# Your instructions:
Give a verbatim quotation of every record.

# Data rows:
========================
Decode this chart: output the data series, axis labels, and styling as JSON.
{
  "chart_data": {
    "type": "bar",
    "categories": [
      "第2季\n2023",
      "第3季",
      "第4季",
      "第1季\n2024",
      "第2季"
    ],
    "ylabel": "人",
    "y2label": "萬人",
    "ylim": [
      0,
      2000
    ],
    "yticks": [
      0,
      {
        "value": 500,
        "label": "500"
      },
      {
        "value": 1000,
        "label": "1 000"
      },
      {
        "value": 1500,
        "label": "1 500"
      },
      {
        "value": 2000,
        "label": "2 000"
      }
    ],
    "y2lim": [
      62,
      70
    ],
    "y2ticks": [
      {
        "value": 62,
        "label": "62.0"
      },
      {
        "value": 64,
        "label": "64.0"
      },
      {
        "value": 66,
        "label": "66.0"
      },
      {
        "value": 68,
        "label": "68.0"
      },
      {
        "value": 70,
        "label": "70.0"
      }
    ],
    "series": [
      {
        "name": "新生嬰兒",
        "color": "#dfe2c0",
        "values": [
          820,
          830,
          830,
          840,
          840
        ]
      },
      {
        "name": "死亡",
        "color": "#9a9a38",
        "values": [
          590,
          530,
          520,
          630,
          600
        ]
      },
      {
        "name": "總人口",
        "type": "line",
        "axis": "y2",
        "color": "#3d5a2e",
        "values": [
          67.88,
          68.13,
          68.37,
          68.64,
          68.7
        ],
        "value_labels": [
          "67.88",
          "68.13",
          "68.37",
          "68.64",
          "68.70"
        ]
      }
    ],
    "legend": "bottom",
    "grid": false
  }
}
========================
# Exercise solution:
Decode this chart: output the data series, axis labels, and styling as JSON.
{
  "chart_data": {
    "type": "bar",
    "categories": [
      "第2季\n2023",
      "第3季",
      "第4季",
      "第1季\n2024",
      "第2季"
    ],
    "ylabel": "人",
    "y2label": "萬人",
    "ylim": [
      0,
      2000
    ],
    "yticks": [
      0,
      {
        "value": 500,
        "label": "500"
      },
      {
        "value": 1000,
        "label": "1 000"
      },
      {
        "value": 1500,
        "label": "1 500"
      },
      {
        "value": 2000,
        "label": "2 000"
      }
    ],
    "y2lim": [
      62,
      70
    ],
    "y2ticks": [
      {
        "value": 62,
        "label": "62.0"
      },
      {
        "value": 64,
        "label": "64.0"
      },
      {
        "value": 66,
        "label": "66.0"
      },
      {
        "value": 68,
        "label": "68.0"
      },
      {
        "value": 70,
        "label": "70.0"
      }
    ],
    "series": [
      {
        "name": "新生嬰兒",
        "color": "#dfe2c0",
        "values": [
          820,
          830,
          830,
          840,
          840
        ]
      },
      {
        "name": "死亡",
        "color": "#9a9a38",
        "values": [
          590,
          530,
          520,
          630,
          600
        ]
      },
      {
        "name": "總人口",
        "type": "line",
        "axis": "y2",
        "color": "#3d5a2e",
        "values": [
          67.88,
          68.13,
          68.37,
          68.64,
          68.7
        ],
        "value_labels": [
          "67.88",
          "68.13",
          "68.37",
          "68.64",
          "68.70"
        ]
      }
    ],
    "legend": "bottom",
    "grid": false
  }
}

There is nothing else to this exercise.